#### EXERCISE AIM:
Scan the data below. Pull out each line where "Spare" occurs.

#### Part of a data file:
----------
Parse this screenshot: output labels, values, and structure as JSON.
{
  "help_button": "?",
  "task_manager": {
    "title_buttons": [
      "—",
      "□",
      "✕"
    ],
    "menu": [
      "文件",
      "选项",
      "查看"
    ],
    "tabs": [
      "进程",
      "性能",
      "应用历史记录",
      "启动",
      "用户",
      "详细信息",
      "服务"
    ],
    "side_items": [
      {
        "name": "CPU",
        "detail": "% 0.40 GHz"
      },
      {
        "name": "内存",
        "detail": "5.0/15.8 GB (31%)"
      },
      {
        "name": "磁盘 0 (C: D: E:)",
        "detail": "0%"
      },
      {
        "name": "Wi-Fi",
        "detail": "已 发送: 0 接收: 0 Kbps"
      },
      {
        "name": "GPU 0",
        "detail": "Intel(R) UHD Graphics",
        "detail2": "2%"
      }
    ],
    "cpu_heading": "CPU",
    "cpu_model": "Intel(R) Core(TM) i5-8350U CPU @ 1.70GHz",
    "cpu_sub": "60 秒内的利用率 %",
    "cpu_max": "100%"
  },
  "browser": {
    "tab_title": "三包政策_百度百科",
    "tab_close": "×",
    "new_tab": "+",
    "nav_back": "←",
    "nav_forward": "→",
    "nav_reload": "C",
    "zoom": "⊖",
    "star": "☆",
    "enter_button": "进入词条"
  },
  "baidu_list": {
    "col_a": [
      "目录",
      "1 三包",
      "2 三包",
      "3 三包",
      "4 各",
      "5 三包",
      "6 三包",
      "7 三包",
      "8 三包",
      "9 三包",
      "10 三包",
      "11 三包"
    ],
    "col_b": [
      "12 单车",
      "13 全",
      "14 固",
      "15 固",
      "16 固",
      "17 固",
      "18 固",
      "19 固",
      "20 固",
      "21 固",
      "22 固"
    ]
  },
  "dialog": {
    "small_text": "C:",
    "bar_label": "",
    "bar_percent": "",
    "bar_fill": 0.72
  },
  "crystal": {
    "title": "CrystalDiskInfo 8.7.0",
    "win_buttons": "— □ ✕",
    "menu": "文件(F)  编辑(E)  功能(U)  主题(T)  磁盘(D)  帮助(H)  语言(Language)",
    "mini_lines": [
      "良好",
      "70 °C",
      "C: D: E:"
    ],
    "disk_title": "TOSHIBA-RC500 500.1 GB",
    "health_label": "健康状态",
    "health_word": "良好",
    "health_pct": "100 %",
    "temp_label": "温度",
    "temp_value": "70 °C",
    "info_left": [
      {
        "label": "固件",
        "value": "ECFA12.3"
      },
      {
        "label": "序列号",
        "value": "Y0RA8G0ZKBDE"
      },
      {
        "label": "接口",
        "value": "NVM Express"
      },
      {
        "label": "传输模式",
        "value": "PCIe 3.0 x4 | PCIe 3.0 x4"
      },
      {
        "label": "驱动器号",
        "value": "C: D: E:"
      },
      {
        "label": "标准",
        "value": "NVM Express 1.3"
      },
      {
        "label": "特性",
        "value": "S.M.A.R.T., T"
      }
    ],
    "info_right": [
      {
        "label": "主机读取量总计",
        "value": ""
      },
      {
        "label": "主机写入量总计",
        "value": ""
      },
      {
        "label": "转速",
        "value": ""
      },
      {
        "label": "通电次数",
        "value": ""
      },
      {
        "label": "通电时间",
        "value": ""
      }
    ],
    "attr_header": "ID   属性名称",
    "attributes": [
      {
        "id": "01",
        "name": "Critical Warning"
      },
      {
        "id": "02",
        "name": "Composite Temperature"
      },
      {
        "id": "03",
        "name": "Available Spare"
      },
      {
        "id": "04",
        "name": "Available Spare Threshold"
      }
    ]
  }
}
----------
#### RESPONSE TO THIS TASK:
        "name": "Available Spare"
        "name": "Available Spare Threshold"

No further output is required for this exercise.